Exercise brief -
Reproduce the items from the line containing "svg-text:15: 15 (79, 291, 101, 311)" through the end, swapping "Sea Surface Temperature" for "Water Temperature" and leaving everything else unchanged.
● ● ● ●
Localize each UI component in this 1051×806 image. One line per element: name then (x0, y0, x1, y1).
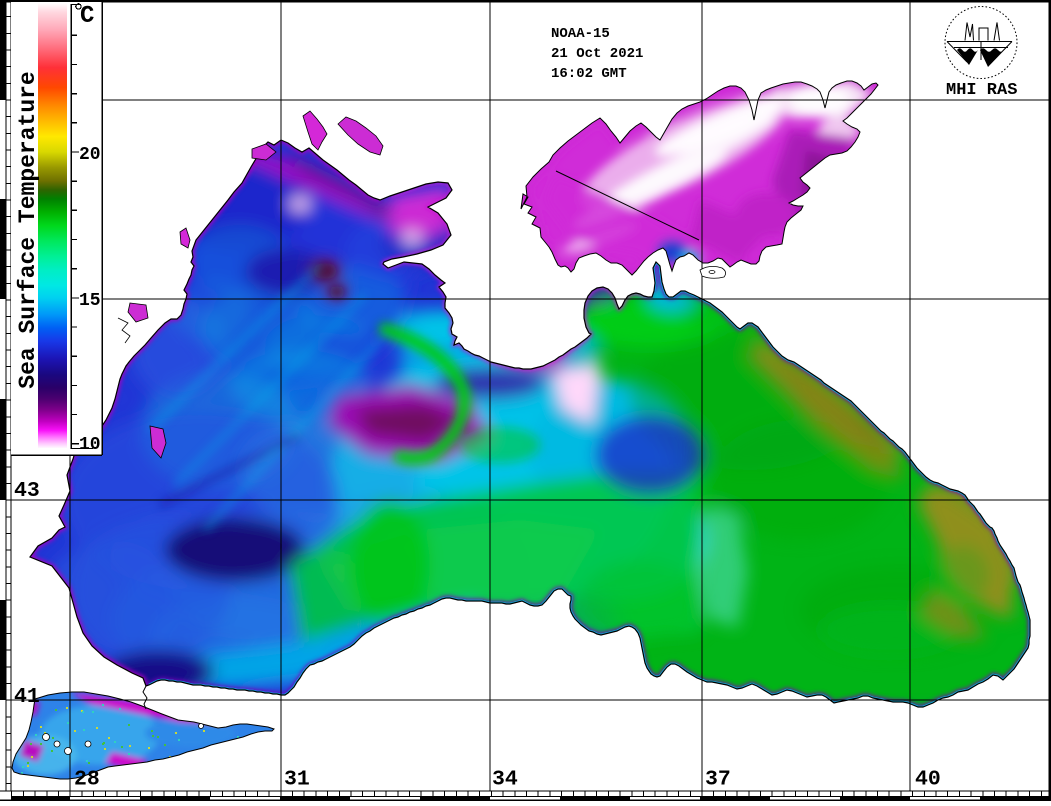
svg-text:15: 15 (79, 291, 101, 311)
svg-text:43: 43 (14, 479, 40, 503)
svg-text:10: 10 (79, 435, 101, 455)
svg-text:20: 20 (79, 145, 101, 165)
svg-text:21 Oct 2021: 21 Oct 2021 (551, 46, 643, 62)
svg-text:41: 41 (14, 685, 40, 709)
svg-text:16:02 GMT: 16:02 GMT (551, 66, 627, 82)
svg-text:NOAA-15: NOAA-15 (551, 26, 610, 42)
svg-text:31: 31 (284, 768, 310, 792)
svg-text:28: 28 (74, 768, 100, 792)
svg-text:C: C (80, 3, 94, 30)
svg-text:40: 40 (915, 768, 941, 792)
svg-text:Sea Surface Temperature: Sea Surface Temperature (15, 71, 41, 388)
svg-text:MHI RAS: MHI RAS (946, 81, 1017, 100)
svg-text:34: 34 (492, 768, 518, 792)
svg-text:37: 37 (705, 768, 731, 792)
● ● ● ●
Finished answer -
svg-text:15: 15 (79, 291, 101, 311)
svg-text:43: 43 (14, 479, 40, 503)
svg-text:10: 10 (79, 435, 101, 455)
svg-text:20: 20 (79, 145, 101, 165)
svg-text:21 Oct 2021: 21 Oct 2021 (551, 46, 643, 62)
svg-text:41: 41 (14, 685, 40, 709)
svg-text:16:02 GMT: 16:02 GMT (551, 66, 627, 82)
svg-text:NOAA-15: NOAA-15 (551, 26, 610, 42)
svg-text:31: 31 (284, 768, 310, 792)
svg-text:28: 28 (74, 768, 100, 792)
svg-text:C: C (80, 3, 94, 30)
svg-text:40: 40 (915, 768, 941, 792)
svg-text:Water Temperature: Water Temperature (15, 71, 41, 388)
svg-text:MHI RAS: MHI RAS (946, 81, 1017, 100)
svg-text:34: 34 (492, 768, 518, 792)
svg-text:37: 37 (705, 768, 731, 792)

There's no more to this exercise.